> **WHAT TO WORK ON**
Using the listing below, extract each line that has the word "events" in it.

[Lines of data]
========

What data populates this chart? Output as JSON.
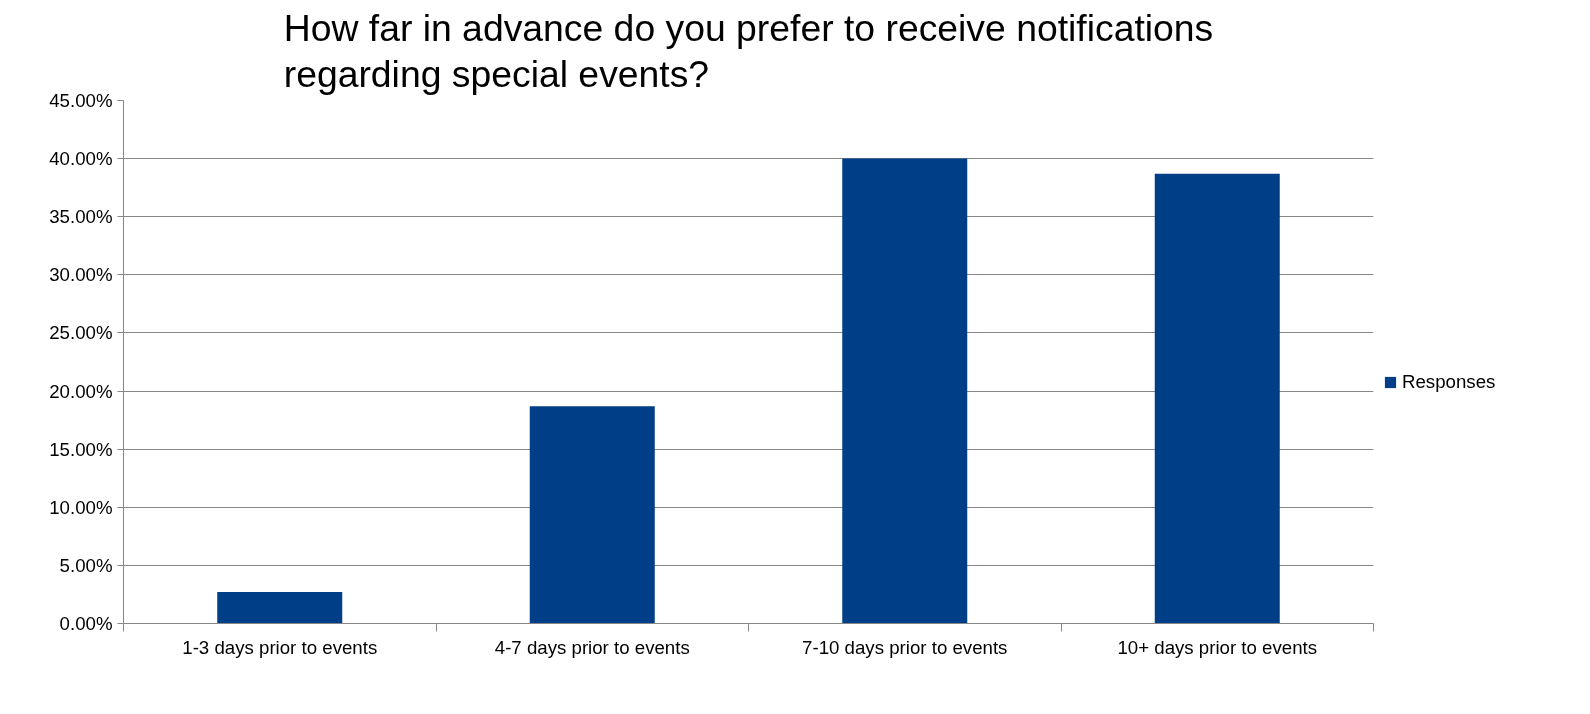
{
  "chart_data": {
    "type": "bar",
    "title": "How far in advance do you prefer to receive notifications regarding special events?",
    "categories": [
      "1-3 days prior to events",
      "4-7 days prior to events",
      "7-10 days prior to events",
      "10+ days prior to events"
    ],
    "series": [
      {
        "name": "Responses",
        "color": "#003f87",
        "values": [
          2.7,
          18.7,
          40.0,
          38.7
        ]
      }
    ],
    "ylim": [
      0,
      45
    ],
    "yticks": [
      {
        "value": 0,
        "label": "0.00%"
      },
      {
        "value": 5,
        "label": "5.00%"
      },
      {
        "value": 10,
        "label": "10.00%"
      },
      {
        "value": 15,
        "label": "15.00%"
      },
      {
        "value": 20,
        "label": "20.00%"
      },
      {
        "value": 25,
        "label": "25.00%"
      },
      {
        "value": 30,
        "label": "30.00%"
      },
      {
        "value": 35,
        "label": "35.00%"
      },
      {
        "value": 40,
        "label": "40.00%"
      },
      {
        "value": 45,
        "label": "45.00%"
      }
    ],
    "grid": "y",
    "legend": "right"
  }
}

========

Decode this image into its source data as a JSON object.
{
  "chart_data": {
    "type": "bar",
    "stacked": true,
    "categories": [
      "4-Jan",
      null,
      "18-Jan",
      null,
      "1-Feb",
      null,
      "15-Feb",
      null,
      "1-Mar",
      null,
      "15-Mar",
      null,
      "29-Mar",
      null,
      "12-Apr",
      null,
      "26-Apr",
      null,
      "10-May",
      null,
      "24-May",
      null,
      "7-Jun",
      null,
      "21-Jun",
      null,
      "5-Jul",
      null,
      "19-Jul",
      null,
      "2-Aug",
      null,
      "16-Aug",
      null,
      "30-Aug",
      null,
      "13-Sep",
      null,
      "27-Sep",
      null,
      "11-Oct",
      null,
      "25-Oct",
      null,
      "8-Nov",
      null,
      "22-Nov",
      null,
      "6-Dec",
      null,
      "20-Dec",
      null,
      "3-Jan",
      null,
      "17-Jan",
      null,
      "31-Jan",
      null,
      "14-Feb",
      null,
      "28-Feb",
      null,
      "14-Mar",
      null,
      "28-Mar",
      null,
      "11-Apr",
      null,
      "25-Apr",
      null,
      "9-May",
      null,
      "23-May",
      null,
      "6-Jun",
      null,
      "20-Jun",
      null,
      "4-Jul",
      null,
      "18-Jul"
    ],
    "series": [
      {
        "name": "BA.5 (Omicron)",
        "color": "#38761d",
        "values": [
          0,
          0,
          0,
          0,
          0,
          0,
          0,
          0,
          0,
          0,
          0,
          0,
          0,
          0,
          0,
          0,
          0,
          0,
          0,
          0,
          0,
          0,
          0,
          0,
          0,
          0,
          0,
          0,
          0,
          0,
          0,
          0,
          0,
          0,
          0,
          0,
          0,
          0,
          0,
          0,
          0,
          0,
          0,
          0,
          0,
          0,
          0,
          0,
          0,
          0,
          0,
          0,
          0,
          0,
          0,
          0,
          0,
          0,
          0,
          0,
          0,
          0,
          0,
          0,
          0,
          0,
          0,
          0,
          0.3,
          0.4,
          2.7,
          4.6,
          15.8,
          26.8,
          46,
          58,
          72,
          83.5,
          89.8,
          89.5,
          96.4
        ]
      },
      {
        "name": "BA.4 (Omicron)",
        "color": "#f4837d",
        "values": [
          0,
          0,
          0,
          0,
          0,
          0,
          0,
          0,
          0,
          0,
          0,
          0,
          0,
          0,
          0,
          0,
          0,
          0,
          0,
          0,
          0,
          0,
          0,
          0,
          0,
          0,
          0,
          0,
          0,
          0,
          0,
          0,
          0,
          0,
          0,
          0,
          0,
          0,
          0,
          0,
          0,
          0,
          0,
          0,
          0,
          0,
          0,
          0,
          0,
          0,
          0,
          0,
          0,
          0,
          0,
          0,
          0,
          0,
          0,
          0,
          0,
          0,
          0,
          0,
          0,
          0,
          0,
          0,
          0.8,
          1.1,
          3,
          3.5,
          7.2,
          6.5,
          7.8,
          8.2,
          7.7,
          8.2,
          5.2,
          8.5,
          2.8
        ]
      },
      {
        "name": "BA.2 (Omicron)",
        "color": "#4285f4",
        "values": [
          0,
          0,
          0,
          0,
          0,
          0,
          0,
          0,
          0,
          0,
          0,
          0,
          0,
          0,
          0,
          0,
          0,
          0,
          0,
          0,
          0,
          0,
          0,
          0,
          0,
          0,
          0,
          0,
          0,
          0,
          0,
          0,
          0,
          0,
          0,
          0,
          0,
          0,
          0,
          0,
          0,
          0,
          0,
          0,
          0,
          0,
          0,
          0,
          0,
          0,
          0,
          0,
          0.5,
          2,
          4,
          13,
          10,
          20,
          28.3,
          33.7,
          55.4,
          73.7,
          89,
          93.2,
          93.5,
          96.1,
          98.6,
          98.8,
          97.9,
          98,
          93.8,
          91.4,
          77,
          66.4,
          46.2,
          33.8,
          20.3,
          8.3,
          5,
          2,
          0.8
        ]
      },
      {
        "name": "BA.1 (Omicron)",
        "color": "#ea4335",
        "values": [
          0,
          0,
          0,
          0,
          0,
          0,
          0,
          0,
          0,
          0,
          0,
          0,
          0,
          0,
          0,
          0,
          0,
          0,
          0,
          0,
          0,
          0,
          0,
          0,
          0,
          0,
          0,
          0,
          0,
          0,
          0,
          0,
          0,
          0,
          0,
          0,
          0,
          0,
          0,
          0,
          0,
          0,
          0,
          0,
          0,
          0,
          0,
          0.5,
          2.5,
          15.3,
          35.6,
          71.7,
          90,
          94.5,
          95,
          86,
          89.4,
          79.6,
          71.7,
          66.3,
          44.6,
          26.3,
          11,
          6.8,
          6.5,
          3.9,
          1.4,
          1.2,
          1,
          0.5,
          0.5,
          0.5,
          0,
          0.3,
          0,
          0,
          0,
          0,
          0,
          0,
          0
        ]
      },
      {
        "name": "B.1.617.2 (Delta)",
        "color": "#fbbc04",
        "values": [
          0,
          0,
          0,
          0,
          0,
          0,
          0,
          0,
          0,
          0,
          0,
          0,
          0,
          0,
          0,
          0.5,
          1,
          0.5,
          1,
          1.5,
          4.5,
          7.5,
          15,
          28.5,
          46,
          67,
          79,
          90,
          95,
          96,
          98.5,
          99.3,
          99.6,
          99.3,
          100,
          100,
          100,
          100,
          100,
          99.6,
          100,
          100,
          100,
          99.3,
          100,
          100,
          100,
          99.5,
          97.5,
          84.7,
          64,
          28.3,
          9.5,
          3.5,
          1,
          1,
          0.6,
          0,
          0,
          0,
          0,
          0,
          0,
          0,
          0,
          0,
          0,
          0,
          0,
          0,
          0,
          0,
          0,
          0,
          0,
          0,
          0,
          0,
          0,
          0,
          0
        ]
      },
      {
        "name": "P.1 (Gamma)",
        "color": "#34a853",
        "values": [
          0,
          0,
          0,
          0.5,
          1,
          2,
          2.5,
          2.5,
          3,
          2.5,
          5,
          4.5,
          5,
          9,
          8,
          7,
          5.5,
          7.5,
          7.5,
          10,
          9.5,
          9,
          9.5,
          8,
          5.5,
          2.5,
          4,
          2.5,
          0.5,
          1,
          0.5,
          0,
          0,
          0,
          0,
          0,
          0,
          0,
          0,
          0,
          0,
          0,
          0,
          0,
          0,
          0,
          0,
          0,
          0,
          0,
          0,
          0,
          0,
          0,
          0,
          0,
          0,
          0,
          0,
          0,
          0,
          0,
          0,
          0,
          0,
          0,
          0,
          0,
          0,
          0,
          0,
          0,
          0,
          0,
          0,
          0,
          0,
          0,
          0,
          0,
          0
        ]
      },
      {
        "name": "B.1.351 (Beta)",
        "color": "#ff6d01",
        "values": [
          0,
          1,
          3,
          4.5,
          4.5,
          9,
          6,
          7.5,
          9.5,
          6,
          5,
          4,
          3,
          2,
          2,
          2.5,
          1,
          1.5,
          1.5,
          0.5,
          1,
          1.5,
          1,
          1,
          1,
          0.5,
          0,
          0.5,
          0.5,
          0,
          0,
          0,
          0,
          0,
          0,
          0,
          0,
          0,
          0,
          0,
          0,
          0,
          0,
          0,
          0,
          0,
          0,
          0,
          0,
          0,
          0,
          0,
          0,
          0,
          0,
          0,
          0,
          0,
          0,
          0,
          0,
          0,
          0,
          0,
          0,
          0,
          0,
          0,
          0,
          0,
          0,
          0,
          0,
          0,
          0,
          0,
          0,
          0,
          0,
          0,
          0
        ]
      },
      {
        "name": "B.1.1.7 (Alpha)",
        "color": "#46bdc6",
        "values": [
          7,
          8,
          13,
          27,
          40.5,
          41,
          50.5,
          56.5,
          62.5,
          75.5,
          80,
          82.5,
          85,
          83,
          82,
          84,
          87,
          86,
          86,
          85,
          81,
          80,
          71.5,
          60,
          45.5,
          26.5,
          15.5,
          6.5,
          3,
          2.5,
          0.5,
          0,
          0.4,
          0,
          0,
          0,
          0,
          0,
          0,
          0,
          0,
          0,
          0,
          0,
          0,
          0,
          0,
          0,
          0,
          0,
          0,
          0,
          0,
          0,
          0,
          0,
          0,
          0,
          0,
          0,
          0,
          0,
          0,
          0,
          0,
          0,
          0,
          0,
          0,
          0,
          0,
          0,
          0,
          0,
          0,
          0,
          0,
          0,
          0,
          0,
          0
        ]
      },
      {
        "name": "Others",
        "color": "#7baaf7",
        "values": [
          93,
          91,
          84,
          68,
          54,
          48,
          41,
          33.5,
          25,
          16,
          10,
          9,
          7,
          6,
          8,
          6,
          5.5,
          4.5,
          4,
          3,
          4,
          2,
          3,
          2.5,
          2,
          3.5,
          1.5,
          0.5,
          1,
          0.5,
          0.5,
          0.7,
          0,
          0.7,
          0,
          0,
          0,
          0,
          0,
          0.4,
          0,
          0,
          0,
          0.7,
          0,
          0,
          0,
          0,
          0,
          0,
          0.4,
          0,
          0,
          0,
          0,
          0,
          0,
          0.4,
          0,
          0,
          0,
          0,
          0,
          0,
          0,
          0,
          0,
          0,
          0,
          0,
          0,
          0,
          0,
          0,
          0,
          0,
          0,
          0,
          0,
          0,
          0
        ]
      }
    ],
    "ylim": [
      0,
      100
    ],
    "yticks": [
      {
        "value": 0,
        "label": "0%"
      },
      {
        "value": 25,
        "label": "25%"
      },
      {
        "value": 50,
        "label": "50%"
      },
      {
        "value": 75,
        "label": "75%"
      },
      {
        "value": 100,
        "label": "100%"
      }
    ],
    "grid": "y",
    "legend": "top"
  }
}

========

> **THE RESULT**
    "title": "How far in advance do you prefer to receive notifications regarding special events?",
      "1-3 days prior to events",
      "4-7 days prior to events",
      "7-10 days prior to events",
      "10+ days prior to events"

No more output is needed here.